# What you are asked to do
Every line that contains the word "this" should be copied out.

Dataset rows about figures
## START
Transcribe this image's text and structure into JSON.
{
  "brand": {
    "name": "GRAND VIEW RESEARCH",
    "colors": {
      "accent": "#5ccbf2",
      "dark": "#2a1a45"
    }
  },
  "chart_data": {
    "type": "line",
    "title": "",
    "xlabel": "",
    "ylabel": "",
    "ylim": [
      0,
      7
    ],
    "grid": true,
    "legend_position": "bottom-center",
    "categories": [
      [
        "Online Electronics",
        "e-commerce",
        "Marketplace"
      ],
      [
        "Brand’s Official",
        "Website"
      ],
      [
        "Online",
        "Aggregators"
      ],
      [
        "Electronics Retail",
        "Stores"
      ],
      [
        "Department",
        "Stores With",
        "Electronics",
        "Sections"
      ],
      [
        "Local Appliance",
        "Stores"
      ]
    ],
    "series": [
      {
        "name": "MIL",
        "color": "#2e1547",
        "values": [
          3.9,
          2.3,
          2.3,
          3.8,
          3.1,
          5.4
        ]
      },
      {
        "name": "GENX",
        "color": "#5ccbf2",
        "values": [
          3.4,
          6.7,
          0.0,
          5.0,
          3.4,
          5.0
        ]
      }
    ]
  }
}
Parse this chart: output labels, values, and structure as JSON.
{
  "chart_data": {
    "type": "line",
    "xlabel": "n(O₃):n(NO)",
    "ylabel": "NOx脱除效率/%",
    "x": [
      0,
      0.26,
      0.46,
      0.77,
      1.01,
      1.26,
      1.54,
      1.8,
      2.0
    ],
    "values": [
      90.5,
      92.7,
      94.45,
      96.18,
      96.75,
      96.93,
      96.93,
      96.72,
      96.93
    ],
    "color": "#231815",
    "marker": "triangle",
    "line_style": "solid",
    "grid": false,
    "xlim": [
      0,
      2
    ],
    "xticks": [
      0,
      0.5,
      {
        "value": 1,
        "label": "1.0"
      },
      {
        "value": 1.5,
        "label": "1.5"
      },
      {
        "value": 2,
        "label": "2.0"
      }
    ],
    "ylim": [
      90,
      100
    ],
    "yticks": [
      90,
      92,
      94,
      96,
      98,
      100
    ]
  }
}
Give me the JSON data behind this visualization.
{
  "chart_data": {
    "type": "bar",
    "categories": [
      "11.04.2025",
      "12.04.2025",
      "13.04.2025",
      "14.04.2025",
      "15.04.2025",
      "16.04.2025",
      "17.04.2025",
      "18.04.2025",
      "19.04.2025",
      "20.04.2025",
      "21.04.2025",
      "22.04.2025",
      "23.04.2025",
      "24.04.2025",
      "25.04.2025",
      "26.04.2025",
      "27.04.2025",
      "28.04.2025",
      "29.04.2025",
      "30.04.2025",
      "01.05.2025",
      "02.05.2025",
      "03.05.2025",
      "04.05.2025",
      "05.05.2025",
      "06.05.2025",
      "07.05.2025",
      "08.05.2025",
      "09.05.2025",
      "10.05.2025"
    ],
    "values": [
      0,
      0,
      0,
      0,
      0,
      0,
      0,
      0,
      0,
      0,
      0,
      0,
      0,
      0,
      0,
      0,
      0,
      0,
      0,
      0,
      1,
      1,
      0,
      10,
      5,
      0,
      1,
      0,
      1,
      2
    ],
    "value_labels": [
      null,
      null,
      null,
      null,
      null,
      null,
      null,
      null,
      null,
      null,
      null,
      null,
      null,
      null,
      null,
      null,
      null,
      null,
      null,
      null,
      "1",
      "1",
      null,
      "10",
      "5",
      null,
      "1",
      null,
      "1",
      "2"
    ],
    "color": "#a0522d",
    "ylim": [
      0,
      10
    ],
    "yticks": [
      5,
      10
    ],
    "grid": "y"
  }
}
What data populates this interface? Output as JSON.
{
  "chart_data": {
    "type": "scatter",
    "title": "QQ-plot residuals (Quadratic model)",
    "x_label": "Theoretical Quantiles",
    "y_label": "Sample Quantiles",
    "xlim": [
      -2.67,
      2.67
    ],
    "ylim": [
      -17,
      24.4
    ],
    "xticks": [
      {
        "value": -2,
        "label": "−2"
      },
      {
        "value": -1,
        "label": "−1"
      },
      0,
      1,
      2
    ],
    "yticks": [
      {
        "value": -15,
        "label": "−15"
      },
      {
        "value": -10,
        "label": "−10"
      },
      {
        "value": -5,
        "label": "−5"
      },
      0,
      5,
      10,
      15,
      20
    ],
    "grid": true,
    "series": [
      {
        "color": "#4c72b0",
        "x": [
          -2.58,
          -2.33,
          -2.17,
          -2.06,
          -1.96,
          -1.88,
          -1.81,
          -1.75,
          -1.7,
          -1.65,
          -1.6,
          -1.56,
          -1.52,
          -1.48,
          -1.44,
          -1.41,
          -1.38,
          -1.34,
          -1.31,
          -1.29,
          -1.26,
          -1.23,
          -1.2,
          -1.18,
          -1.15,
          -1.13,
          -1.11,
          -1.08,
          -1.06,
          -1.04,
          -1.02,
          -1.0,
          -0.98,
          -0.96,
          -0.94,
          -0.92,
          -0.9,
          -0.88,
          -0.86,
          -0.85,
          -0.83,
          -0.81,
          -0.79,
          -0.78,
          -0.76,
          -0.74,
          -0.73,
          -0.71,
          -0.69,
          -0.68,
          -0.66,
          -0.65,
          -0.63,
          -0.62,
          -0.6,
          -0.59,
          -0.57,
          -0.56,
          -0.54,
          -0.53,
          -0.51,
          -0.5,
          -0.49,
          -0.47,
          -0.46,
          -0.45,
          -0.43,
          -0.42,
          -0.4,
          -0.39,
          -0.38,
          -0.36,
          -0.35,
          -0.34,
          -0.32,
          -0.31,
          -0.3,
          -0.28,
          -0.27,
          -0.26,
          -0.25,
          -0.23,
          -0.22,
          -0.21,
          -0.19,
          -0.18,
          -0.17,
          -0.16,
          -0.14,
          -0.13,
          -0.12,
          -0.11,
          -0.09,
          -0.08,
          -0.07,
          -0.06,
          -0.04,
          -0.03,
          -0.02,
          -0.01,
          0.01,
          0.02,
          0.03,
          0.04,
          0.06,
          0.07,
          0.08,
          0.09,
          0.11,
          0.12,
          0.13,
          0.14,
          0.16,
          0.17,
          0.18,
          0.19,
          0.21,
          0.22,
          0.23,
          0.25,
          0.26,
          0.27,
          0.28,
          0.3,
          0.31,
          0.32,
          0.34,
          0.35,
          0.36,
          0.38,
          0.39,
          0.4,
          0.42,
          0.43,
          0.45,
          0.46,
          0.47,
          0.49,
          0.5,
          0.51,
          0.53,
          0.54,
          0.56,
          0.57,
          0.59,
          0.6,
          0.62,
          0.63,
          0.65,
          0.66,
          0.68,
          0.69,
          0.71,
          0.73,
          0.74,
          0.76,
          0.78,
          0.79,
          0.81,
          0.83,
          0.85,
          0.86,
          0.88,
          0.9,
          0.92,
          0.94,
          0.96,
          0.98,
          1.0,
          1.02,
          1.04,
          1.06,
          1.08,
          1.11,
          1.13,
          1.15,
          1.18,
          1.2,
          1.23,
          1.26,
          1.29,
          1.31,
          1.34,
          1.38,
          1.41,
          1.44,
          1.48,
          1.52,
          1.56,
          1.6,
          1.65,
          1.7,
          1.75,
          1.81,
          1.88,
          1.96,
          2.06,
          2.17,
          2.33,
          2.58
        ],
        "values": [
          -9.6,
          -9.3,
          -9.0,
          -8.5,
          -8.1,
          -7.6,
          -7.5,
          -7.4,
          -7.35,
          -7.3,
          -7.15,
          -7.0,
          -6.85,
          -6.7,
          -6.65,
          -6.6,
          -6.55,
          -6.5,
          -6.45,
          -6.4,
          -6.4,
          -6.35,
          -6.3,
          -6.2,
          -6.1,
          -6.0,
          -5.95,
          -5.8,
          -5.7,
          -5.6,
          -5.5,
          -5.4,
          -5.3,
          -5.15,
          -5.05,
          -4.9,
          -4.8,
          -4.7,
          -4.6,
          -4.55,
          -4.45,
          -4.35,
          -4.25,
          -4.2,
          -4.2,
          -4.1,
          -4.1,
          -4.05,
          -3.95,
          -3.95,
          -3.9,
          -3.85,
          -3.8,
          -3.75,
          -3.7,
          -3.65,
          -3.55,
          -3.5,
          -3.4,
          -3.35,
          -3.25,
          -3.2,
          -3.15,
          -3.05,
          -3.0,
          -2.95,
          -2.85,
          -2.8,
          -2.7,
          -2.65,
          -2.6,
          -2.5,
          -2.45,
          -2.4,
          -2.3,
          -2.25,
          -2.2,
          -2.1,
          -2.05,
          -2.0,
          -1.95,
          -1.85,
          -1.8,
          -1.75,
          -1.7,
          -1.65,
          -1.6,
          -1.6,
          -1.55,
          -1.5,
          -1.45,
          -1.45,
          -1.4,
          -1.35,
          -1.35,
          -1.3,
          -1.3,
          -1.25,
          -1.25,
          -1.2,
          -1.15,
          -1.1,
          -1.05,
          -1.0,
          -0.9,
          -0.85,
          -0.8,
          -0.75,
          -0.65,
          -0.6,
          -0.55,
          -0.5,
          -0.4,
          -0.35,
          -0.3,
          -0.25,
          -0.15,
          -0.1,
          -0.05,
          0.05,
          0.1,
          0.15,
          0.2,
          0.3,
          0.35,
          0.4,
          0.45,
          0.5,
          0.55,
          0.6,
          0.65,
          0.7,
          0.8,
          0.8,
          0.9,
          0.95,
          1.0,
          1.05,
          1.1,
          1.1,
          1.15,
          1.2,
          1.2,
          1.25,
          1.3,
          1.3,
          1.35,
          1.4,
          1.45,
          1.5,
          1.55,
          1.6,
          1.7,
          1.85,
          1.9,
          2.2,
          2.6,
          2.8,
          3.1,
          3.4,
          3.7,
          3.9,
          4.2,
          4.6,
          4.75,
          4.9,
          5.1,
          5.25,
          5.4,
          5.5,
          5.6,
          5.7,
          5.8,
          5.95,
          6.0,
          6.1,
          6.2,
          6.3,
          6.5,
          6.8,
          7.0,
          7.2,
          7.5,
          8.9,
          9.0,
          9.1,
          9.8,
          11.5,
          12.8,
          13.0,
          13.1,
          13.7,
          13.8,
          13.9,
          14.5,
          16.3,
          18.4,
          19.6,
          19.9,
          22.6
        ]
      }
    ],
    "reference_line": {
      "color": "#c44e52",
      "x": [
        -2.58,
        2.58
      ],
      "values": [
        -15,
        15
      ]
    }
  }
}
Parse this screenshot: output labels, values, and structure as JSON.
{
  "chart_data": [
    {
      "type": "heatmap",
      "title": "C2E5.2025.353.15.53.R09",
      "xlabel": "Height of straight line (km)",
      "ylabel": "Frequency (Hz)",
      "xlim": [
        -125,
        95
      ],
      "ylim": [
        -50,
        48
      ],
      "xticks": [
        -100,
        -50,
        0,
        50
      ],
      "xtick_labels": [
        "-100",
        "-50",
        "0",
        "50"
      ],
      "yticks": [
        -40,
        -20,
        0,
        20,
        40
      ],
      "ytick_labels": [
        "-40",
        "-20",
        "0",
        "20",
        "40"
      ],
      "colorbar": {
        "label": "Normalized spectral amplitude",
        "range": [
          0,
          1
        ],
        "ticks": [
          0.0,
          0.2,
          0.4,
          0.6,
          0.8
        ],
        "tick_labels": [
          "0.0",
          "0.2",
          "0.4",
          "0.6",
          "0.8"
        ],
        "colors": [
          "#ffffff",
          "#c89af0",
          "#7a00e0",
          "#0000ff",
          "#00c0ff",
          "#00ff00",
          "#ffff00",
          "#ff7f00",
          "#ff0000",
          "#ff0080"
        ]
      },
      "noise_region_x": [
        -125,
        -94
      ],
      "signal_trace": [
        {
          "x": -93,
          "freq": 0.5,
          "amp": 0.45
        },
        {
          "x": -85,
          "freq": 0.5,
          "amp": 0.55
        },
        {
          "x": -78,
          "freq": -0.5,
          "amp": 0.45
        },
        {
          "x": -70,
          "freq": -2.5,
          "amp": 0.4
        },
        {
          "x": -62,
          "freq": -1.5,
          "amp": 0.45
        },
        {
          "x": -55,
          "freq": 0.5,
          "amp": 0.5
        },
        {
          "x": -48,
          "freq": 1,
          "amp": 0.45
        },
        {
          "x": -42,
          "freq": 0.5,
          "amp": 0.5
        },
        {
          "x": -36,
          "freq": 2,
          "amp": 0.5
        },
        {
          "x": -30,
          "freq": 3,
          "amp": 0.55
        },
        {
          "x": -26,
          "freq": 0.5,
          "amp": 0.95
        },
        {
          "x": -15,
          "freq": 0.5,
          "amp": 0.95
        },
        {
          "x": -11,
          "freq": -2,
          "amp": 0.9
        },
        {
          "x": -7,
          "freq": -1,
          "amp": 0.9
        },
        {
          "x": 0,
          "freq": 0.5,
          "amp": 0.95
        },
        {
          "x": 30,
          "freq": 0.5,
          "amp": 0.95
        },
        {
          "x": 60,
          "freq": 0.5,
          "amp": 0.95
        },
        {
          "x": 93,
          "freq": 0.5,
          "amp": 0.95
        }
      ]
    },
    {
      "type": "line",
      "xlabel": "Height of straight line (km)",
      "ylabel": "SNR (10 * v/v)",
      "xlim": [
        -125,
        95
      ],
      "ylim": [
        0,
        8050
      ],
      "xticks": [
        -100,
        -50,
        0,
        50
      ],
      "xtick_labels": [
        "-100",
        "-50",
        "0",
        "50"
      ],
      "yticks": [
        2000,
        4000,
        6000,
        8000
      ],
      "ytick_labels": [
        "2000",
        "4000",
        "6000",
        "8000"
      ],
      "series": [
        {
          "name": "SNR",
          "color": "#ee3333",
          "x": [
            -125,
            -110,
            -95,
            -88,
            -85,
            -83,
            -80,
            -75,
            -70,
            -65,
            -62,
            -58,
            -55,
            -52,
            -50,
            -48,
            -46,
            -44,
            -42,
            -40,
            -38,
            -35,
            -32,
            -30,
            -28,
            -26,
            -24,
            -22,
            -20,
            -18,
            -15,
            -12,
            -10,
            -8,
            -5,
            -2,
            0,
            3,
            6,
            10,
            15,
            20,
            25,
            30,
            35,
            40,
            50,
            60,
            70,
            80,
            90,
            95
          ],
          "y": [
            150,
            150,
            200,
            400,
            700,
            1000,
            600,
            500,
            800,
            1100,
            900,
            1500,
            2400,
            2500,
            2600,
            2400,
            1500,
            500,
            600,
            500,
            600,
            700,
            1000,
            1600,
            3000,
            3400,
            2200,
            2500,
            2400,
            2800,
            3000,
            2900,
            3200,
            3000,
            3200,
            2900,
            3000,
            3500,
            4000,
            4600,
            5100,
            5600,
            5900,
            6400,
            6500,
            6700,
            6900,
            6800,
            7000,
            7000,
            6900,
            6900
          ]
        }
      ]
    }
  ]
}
## END
# Result
Transcribe this image's text and structure into JSON.
Parse this chart: output labels, values, and structure as JSON.
Give me the JSON data behind this visualization.
What data populates this interface? Output as JSON.
Parse this screenshot: output labels, values, and structure as JSON.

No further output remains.